**Directive:** Retype the data that follows line by line, exactly, and leave its pictures out.

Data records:
— Begin —
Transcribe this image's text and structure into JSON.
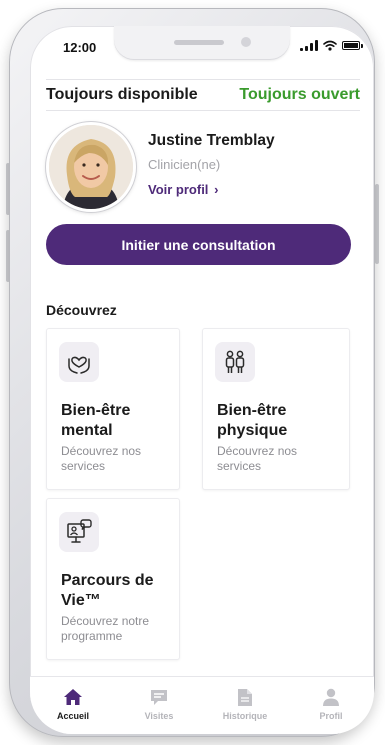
{
  "status_bar": {
    "time": "12:00"
  },
  "availability": {
    "label": "Toujours disponible",
    "status": "Toujours ouvert"
  },
  "clinician": {
    "name": "Justine Tremblay",
    "role": "Clinicien(ne)",
    "profile_link": "Voir profil",
    "profile_chevron": "›"
  },
  "cta": {
    "label": "Initier une consultation"
  },
  "discover": {
    "title": "Découvrez",
    "cards": [
      {
        "title": "Bien-être mental",
        "description": "Découvrez nos services",
        "icon": "heart-hands-icon"
      },
      {
        "title": "Bien-être physique",
        "description": "Découvrez nos services",
        "icon": "people-icon"
      },
      {
        "title": "Parcours de Vie™",
        "description": "Découvrez notre programme",
        "icon": "presentation-icon"
      }
    ]
  },
  "nav": {
    "items": [
      {
        "label": "Accueil",
        "icon": "home-icon",
        "active": true
      },
      {
        "label": "Visites",
        "icon": "chat-icon",
        "active": false
      },
      {
        "label": "Historique",
        "icon": "document-icon",
        "active": false
      },
      {
        "label": "Profil",
        "icon": "user-icon",
        "active": false
      }
    ]
  },
  "colors": {
    "brand": "#4e2a79",
    "status_open": "#3a9b2d",
    "text": "#1b1b1b",
    "muted": "#a3a3a8",
    "nav_inactive": "#b4b4b9"
  }
}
— End —
**Response:**
Transcribe this image's text and structure into JSON.
{
  "status_bar": {
    "time": "12:00"
  },
  "availability": {
    "label": "Toujours disponible",
    "status": "Toujours ouvert"
  },
  "clinician": {
    "name": "Justine Tremblay",
    "role": "Clinicien(ne)",
    "profile_link": "Voir profil",
    "profile_chevron": "›"
  },
  "cta": {
    "label": "Initier une consultation"
  },
  "discover": {
    "title": "Découvrez",
    "cards": [
      {
        "title": "Bien-être mental",
        "description": "Découvrez nos services",
        "icon": "heart-hands-icon"
      },
      {
        "title": "Bien-être physique",
        "description": "Découvrez nos services",
        "icon": "people-icon"
      },
      {
        "title": "Parcours de Vie™",
        "description": "Découvrez notre programme",
        "icon": "presentation-icon"
      }
    ]
  },
  "nav": {
    "items": [
      {
        "label": "Accueil",
        "icon": "home-icon",
        "active": true
      },
      {
        "label": "Visites",
        "icon": "chat-icon",
        "active": false
      },
      {
        "label": "Historique",
        "icon": "document-icon",
        "active": false
      },
      {
        "label": "Profil",
        "icon": "user-icon",
        "active": false
      }
    ]
  },
  "colors": {
    "brand": "#4e2a79",
    "status_open": "#3a9b2d",
    "text": "#1b1b1b",
    "muted": "#a3a3a8",
    "nav_inactive": "#b4b4b9"
  }
}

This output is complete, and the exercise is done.